==== Entries

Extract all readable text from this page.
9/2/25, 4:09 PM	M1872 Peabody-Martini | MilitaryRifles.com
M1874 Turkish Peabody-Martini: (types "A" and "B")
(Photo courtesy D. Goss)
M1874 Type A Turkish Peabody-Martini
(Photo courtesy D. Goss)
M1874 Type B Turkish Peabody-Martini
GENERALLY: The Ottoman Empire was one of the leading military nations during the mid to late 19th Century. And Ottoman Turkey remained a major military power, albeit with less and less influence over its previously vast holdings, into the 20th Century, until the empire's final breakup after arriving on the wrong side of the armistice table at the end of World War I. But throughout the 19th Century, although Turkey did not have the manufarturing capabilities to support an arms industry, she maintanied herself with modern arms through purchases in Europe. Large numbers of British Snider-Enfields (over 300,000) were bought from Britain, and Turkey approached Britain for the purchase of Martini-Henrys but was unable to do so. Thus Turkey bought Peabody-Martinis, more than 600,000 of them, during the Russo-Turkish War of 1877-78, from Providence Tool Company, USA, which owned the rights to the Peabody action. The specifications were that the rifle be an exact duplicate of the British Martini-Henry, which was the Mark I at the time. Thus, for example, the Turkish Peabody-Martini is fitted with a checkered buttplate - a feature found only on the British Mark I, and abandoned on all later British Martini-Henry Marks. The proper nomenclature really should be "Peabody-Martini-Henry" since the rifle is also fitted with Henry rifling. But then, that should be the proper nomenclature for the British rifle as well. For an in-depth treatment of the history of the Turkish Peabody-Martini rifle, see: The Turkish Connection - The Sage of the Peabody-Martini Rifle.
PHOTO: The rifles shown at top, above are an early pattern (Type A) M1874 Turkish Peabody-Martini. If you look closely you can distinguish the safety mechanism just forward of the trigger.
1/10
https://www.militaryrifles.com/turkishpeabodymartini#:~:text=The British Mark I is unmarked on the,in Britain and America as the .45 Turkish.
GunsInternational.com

========

Written instruction:
Extract each line of the material exactly as it stands.

Output:
Extract all readable text from this page.
9/2/25, 4:09 PM	M1872 Peabody-Martini | MilitaryRifles.com
M1874 Turkish Peabody-Martini: (types "A" and "B")
(Photo courtesy D. Goss)
M1874 Type A Turkish Peabody-Martini
(Photo courtesy D. Goss)
M1874 Type B Turkish Peabody-Martini
GENERALLY: The Ottoman Empire was one of the leading military nations during the mid to late 19th Century. And Ottoman Turkey remained a major military power, albeit with less and less influence over its previously vast holdings, into the 20th Century, until the empire's final breakup after arriving on the wrong side of the armistice table at the end of World War I. But throughout the 19th Century, although Turkey did not have the manufarturing capabilities to support an arms industry, she maintanied herself with modern arms through purchases in Europe. Large numbers of British Snider-Enfields (over 300,000) were bought from Britain, and Turkey approached Britain for the purchase of Martini-Henrys but was unable to do so. Thus Turkey bought Peabody-Martinis, more than 600,000 of them, during the Russo-Turkish War of 1877-78, from Providence Tool Company, USA, which owned the rights to the Peabody action. The specifications were that the rifle be an exact duplicate of the British Martini-Henry, which was the Mark I at the time. Thus, for example, the Turkish Peabody-Martini is fitted with a checkered buttplate - a feature found only on the British Mark I, and abandoned on all later British Martini-Henry Marks. The proper nomenclature really should be "Peabody-Martini-Henry" since the rifle is also fitted with Henry rifling. But then, that should be the proper nomenclature for the British rifle as well. For an in-depth treatment of the history of the Turkish Peabody-Martini rifle, see: The Turkish Connection - The Sage of the Peabody-Martini Rifle.
PHOTO: The rifles shown at top, above are an early pattern (Type A) M1874 Turkish Peabody-Martini. If you look closely you can distinguish the safety mechanism just forward of the trigger.
1/10
https://www.militaryrifles.com/turkishpeabodymartini#:~:text=The British Mark I is unmarked on the,in Britain and America as the .45 Turkish.
GunsInternational.com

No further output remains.